Report how many lines in the material contain the word "title", giving only the number and treating uppercase and lowercase letters as different.

Working data ▸

***

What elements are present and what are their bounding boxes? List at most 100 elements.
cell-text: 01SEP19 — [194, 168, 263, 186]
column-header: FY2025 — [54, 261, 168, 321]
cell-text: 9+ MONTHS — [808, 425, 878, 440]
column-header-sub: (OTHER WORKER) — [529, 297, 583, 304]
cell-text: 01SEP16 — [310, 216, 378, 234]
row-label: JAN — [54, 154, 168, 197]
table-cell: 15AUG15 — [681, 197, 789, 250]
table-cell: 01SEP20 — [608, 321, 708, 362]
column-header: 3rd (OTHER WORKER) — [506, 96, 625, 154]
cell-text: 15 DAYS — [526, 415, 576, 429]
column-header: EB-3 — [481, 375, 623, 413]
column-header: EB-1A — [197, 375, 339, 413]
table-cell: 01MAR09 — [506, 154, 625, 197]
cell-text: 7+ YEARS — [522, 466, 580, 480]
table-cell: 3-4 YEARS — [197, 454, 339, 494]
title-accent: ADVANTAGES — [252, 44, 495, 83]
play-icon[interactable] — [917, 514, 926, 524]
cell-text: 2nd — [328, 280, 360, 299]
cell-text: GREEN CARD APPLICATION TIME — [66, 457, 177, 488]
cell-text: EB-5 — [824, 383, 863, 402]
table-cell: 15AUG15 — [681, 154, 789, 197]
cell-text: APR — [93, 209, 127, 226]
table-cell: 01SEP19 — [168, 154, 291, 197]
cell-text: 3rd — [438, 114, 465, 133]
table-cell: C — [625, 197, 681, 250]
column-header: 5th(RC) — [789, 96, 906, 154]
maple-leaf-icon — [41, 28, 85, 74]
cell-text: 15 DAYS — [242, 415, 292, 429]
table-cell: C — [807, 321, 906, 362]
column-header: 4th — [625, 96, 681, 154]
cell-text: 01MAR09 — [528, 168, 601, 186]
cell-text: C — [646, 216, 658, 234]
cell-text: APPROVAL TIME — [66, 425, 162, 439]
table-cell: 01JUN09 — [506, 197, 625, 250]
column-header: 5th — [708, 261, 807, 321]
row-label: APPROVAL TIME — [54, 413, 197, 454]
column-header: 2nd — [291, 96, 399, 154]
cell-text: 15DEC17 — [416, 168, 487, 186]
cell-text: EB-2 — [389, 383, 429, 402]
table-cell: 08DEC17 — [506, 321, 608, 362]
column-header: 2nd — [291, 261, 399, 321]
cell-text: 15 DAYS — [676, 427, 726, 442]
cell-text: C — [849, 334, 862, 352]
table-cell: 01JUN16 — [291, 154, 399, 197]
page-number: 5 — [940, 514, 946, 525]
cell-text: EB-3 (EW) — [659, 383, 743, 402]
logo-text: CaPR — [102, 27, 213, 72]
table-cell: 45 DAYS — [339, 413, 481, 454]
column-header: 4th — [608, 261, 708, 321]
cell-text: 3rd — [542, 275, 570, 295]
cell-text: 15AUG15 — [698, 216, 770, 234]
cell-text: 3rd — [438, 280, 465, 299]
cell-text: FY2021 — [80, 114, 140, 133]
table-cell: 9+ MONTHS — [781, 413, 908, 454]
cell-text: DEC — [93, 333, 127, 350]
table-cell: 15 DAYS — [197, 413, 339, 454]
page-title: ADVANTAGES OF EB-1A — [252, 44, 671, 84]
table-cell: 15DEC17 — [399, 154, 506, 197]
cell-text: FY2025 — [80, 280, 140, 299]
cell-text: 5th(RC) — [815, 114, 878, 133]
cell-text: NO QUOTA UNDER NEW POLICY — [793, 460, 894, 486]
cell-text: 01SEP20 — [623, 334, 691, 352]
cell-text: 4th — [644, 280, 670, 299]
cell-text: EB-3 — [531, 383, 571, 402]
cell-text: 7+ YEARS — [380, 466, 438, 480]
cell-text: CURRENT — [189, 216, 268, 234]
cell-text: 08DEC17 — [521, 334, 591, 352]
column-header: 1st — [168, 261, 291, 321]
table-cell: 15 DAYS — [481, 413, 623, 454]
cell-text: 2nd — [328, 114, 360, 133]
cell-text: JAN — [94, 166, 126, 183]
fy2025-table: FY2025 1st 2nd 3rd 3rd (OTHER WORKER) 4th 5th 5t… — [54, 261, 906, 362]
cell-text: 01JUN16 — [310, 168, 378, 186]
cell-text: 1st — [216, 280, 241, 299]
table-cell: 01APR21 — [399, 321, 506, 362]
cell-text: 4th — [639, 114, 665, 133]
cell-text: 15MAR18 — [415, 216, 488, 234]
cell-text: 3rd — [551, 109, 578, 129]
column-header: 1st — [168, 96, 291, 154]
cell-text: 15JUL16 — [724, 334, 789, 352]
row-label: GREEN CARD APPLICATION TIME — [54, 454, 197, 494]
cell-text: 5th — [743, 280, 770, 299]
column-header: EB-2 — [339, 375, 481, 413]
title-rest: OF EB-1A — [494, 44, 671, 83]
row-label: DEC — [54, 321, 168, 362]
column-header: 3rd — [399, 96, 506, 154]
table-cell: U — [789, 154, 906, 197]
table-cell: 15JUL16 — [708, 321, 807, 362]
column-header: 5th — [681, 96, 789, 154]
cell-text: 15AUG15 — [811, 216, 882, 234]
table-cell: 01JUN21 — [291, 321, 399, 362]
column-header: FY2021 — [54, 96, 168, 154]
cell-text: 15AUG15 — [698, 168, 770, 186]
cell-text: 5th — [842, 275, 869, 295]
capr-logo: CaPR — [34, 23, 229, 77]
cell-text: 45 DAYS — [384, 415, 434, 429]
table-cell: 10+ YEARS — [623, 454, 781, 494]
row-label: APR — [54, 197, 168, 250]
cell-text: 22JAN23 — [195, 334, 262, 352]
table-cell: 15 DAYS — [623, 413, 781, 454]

***

Response below ▸
3